Work required.
Images should be left out, and everything else in the listing reproduced exactly.
......
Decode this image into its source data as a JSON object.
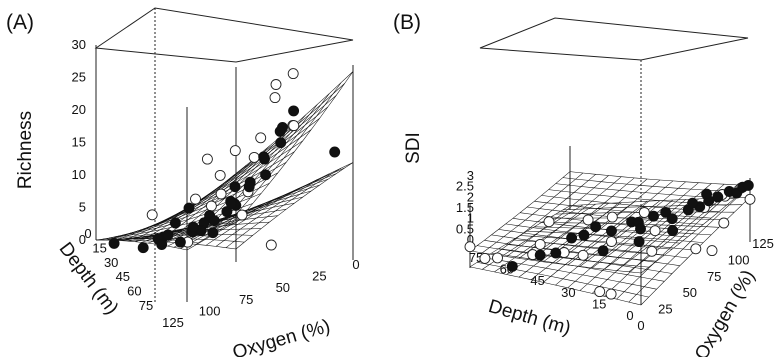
{
  "chart_data": [
    {
      "type": "scatter",
      "panel_label": "(A)",
      "zlabel": "Richness",
      "xlabel": "Depth (m)",
      "ylabel": "Oxygen (%)",
      "z_ticks": [
        "0",
        "5",
        "10",
        "15",
        "20",
        "25",
        "30"
      ],
      "depth_ticks": [
        "0",
        "15",
        "30",
        "45",
        "60",
        "75"
      ],
      "oxygen_ticks": [
        "0",
        "25",
        "50",
        "75",
        "100",
        "125"
      ],
      "zlim": [
        0,
        30
      ],
      "depth_lim": [
        0,
        75
      ],
      "oxygen_lim": [
        0,
        125
      ],
      "surfaces": [
        {
          "z_corners": {
            "d0_o0": 29,
            "d75_o0": 6,
            "d0_o125": 14,
            "d75_o125": 0
          }
        },
        {
          "z_corners": {
            "d0_o0": 15,
            "d75_o0": 2,
            "d0_o125": 8,
            "d75_o125": 0
          }
        }
      ],
      "series": [
        {
          "marker": "open",
          "points": [
            [
              0,
              45,
              31
            ],
            [
              0,
              58,
              30
            ],
            [
              10,
              48,
              27
            ],
            [
              12,
              32,
              22
            ],
            [
              20,
              68,
              19
            ],
            [
              15,
              95,
              19
            ],
            [
              30,
              10,
              21
            ],
            [
              50,
              12,
              19
            ],
            [
              48,
              20,
              16
            ],
            [
              55,
              40,
              13
            ],
            [
              40,
              35,
              11
            ],
            [
              60,
              55,
              9
            ],
            [
              65,
              35,
              8
            ],
            [
              62,
              90,
              6
            ],
            [
              70,
              20,
              10
            ],
            [
              60,
              15,
              7
            ],
            [
              30,
              28,
              3
            ],
            [
              68,
              52,
              2
            ]
          ]
        },
        {
          "marker": "filled",
          "points": [
            [
              5,
              8,
              17
            ],
            [
              15,
              28,
              24
            ],
            [
              12,
              40,
              22
            ],
            [
              18,
              35,
              21
            ],
            [
              22,
              30,
              19
            ],
            [
              20,
              45,
              17
            ],
            [
              25,
              40,
              17
            ],
            [
              28,
              35,
              14
            ],
            [
              30,
              45,
              13
            ],
            [
              35,
              40,
              12
            ],
            [
              38,
              48,
              12
            ],
            [
              35,
              55,
              10
            ],
            [
              40,
              45,
              9
            ],
            [
              42,
              50,
              8
            ],
            [
              45,
              40,
              9
            ],
            [
              48,
              62,
              6
            ],
            [
              50,
              55,
              7
            ],
            [
              52,
              70,
              8
            ],
            [
              45,
              68,
              5
            ],
            [
              55,
              45,
              6
            ],
            [
              58,
              60,
              4
            ],
            [
              60,
              40,
              4
            ],
            [
              62,
              70,
              5
            ],
            [
              58,
              85,
              3
            ],
            [
              65,
              62,
              2
            ],
            [
              68,
              78,
              2
            ],
            [
              60,
              100,
              1
            ],
            [
              72,
              70,
              1
            ],
            [
              74,
              110,
              0
            ],
            [
              40,
              80,
              6
            ],
            [
              30,
              60,
              10
            ],
            [
              50,
              90,
              4
            ]
          ]
        }
      ]
    },
    {
      "type": "scatter",
      "panel_label": "(B)",
      "zlabel": "SDI",
      "xlabel": "Depth (m)",
      "ylabel": "Oxygen (%)",
      "z_ticks": [
        "0",
        "0.5",
        "1",
        "1.5",
        "2",
        "2.5",
        "3"
      ],
      "depth_ticks": [
        "0",
        "15",
        "30",
        "45",
        "60",
        "75"
      ],
      "oxygen_ticks": [
        "0",
        "25",
        "50",
        "75",
        "100",
        "125"
      ],
      "zlim": [
        0,
        3
      ],
      "depth_lim": [
        0,
        75
      ],
      "oxygen_lim": [
        0,
        125
      ],
      "surfaces": [
        {
          "z_corners": {
            "d0_o0": 1.5,
            "d75_o0": 0.8,
            "d0_o125": 2.65,
            "d75_o125": 1.8
          }
        },
        {
          "z_corners": {
            "d0_o0": 0.0,
            "d75_o0": 0.05,
            "d0_o125": 2.1,
            "d75_o125": 0.2
          }
        }
      ],
      "series": [
        {
          "marker": "open",
          "points": [
            [
              75,
              0,
              1.0
            ],
            [
              72,
              10,
              0.3
            ],
            [
              70,
              20,
              0.15
            ],
            [
              60,
              35,
              0.2
            ],
            [
              50,
              45,
              0.3
            ],
            [
              40,
              40,
              0.5
            ],
            [
              35,
              60,
              0.8
            ],
            [
              20,
              5,
              0.05
            ],
            [
              15,
              5,
              0.05
            ],
            [
              0,
              95,
              1.6
            ],
            [
              10,
              100,
              2.0
            ],
            [
              5,
              110,
              2.4
            ],
            [
              2,
              120,
              2.6
            ],
            [
              8,
              115,
              2.3
            ],
            [
              0,
              125,
              2.0
            ],
            [
              20,
              70,
              1.4
            ],
            [
              30,
              85,
              1.7
            ],
            [
              45,
              60,
              1.6
            ],
            [
              60,
              55,
              1.3
            ],
            [
              10,
              90,
              0.3
            ],
            [
              5,
              95,
              0.2
            ],
            [
              25,
              80,
              0.1
            ],
            [
              55,
              30,
              0.9
            ],
            [
              40,
              75,
              1.5
            ]
          ]
        },
        {
          "marker": "filled",
          "points": [
            [
              60,
              10,
              0.2
            ],
            [
              55,
              30,
              0.4
            ],
            [
              45,
              40,
              1.2
            ],
            [
              40,
              55,
              1.5
            ],
            [
              45,
              55,
              1.0
            ],
            [
              35,
              60,
              1.3
            ],
            [
              30,
              70,
              1.6
            ],
            [
              30,
              78,
              1.4
            ],
            [
              25,
              82,
              1.7
            ],
            [
              22,
              88,
              1.8
            ],
            [
              20,
              90,
              1.5
            ],
            [
              15,
              95,
              1.9
            ],
            [
              12,
              100,
              2.0
            ],
            [
              10,
              105,
              2.2
            ],
            [
              8,
              110,
              2.3
            ],
            [
              5,
              115,
              2.5
            ],
            [
              3,
              118,
              2.4
            ],
            [
              2,
              122,
              2.6
            ],
            [
              0,
              123,
              2.7
            ],
            [
              18,
              85,
              1.1
            ],
            [
              25,
              65,
              0.9
            ],
            [
              35,
              50,
              0.6
            ],
            [
              50,
              35,
              0.5
            ],
            [
              28,
              75,
              1.2
            ],
            [
              15,
              100,
              2.1
            ],
            [
              12,
              108,
              2.4
            ]
          ]
        }
      ]
    }
  ]
}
......
Response.
Decode this image into its source data as a JSON object.
{
  "chart_data": [
    {
      "type": "scatter",
      "panel_label": "(A)",
      "zlabel": "Richness",
      "xlabel": "Depth (m)",
      "ylabel": "Oxygen (%)",
      "z_ticks": [
        "0",
        "5",
        "10",
        "15",
        "20",
        "25",
        "30"
      ],
      "depth_ticks": [
        "0",
        "15",
        "30",
        "45",
        "60",
        "75"
      ],
      "oxygen_ticks": [
        "0",
        "25",
        "50",
        "75",
        "100",
        "125"
      ],
      "zlim": [
        0,
        30
      ],
      "depth_lim": [
        0,
        75
      ],
      "oxygen_lim": [
        0,
        125
      ],
      "surfaces": [
        {
          "z_corners": {
            "d0_o0": 29,
            "d75_o0": 6,
            "d0_o125": 14,
            "d75_o125": 0
          }
        },
        {
          "z_corners": {
            "d0_o0": 15,
            "d75_o0": 2,
            "d0_o125": 8,
            "d75_o125": 0
          }
        }
      ],
      "series": [
        {
          "marker": "open",
          "points": [
            [
              0,
              45,
              31
            ],
            [
              0,
              58,
              30
            ],
            [
              10,
              48,
              27
            ],
            [
              12,
              32,
              22
            ],
            [
              20,
              68,
              19
            ],
            [
              15,
              95,
              19
            ],
            [
              30,
              10,
              21
            ],
            [
              50,
              12,
              19
            ],
            [
              48,
              20,
              16
            ],
            [
              55,
              40,
              13
            ],
            [
              40,
              35,
              11
            ],
            [
              60,
              55,
              9
            ],
            [
              65,
              35,
              8
            ],
            [
              62,
              90,
              6
            ],
            [
              70,
              20,
              10
            ],
            [
              60,
              15,
              7
            ],
            [
              30,
              28,
              3
            ],
            [
              68,
              52,
              2
            ]
          ]
        },
        {
          "marker": "filled",
          "points": [
            [
              5,
              8,
              17
            ],
            [
              15,
              28,
              24
            ],
            [
              12,
              40,
              22
            ],
            [
              18,
              35,
              21
            ],
            [
              22,
              30,
              19
            ],
            [
              20,
              45,
              17
            ],
            [
              25,
              40,
              17
            ],
            [
              28,
              35,
              14
            ],
            [
              30,
              45,
              13
            ],
            [
              35,
              40,
              12
            ],
            [
              38,
              48,
              12
            ],
            [
              35,
              55,
              10
            ],
            [
              40,
              45,
              9
            ],
            [
              42,
              50,
              8
            ],
            [
              45,
              40,
              9
            ],
            [
              48,
              62,
              6
            ],
            [
              50,
              55,
              7
            ],
            [
              52,
              70,
              8
            ],
            [
              45,
              68,
              5
            ],
            [
              55,
              45,
              6
            ],
            [
              58,
              60,
              4
            ],
            [
              60,
              40,
              4
            ],
            [
              62,
              70,
              5
            ],
            [
              58,
              85,
              3
            ],
            [
              65,
              62,
              2
            ],
            [
              68,
              78,
              2
            ],
            [
              60,
              100,
              1
            ],
            [
              72,
              70,
              1
            ],
            [
              74,
              110,
              0
            ],
            [
              40,
              80,
              6
            ],
            [
              30,
              60,
              10
            ],
            [
              50,
              90,
              4
            ]
          ]
        }
      ]
    },
    {
      "type": "scatter",
      "panel_label": "(B)",
      "zlabel": "SDI",
      "xlabel": "Depth (m)",
      "ylabel": "Oxygen (%)",
      "z_ticks": [
        "0",
        "0.5",
        "1",
        "1.5",
        "2",
        "2.5",
        "3"
      ],
      "depth_ticks": [
        "0",
        "15",
        "30",
        "45",
        "60",
        "75"
      ],
      "oxygen_ticks": [
        "0",
        "25",
        "50",
        "75",
        "100",
        "125"
      ],
      "zlim": [
        0,
        3
      ],
      "depth_lim": [
        0,
        75
      ],
      "oxygen_lim": [
        0,
        125
      ],
      "surfaces": [
        {
          "z_corners": {
            "d0_o0": 1.5,
            "d75_o0": 0.8,
            "d0_o125": 2.65,
            "d75_o125": 1.8
          }
        },
        {
          "z_corners": {
            "d0_o0": 0.0,
            "d75_o0": 0.05,
            "d0_o125": 2.1,
            "d75_o125": 0.2
          }
        }
      ],
      "series": [
        {
          "marker": "open",
          "points": [
            [
              75,
              0,
              1.0
            ],
            [
              72,
              10,
              0.3
            ],
            [
              70,
              20,
              0.15
            ],
            [
              60,
              35,
              0.2
            ],
            [
              50,
              45,
              0.3
            ],
            [
              40,
              40,
              0.5
            ],
            [
              35,
              60,
              0.8
            ],
            [
              20,
              5,
              0.05
            ],
            [
              15,
              5,
              0.05
            ],
            [
              0,
              95,
              1.6
            ],
            [
              10,
              100,
              2.0
            ],
            [
              5,
              110,
              2.4
            ],
            [
              2,
              120,
              2.6
            ],
            [
              8,
              115,
              2.3
            ],
            [
              0,
              125,
              2.0
            ],
            [
              20,
              70,
              1.4
            ],
            [
              30,
              85,
              1.7
            ],
            [
              45,
              60,
              1.6
            ],
            [
              60,
              55,
              1.3
            ],
            [
              10,
              90,
              0.3
            ],
            [
              5,
              95,
              0.2
            ],
            [
              25,
              80,
              0.1
            ],
            [
              55,
              30,
              0.9
            ],
            [
              40,
              75,
              1.5
            ]
          ]
        },
        {
          "marker": "filled",
          "points": [
            [
              60,
              10,
              0.2
            ],
            [
              55,
              30,
              0.4
            ],
            [
              45,
              40,
              1.2
            ],
            [
              40,
              55,
              1.5
            ],
            [
              45,
              55,
              1.0
            ],
            [
              35,
              60,
              1.3
            ],
            [
              30,
              70,
              1.6
            ],
            [
              30,
              78,
              1.4
            ],
            [
              25,
              82,
              1.7
            ],
            [
              22,
              88,
              1.8
            ],
            [
              20,
              90,
              1.5
            ],
            [
              15,
              95,
              1.9
            ],
            [
              12,
              100,
              2.0
            ],
            [
              10,
              105,
              2.2
            ],
            [
              8,
              110,
              2.3
            ],
            [
              5,
              115,
              2.5
            ],
            [
              3,
              118,
              2.4
            ],
            [
              2,
              122,
              2.6
            ],
            [
              0,
              123,
              2.7
            ],
            [
              18,
              85,
              1.1
            ],
            [
              25,
              65,
              0.9
            ],
            [
              35,
              50,
              0.6
            ],
            [
              50,
              35,
              0.5
            ],
            [
              28,
              75,
              1.2
            ],
            [
              15,
              100,
              2.1
            ],
            [
              12,
              108,
              2.4
            ]
          ]
        }
      ]
    }
  ]
}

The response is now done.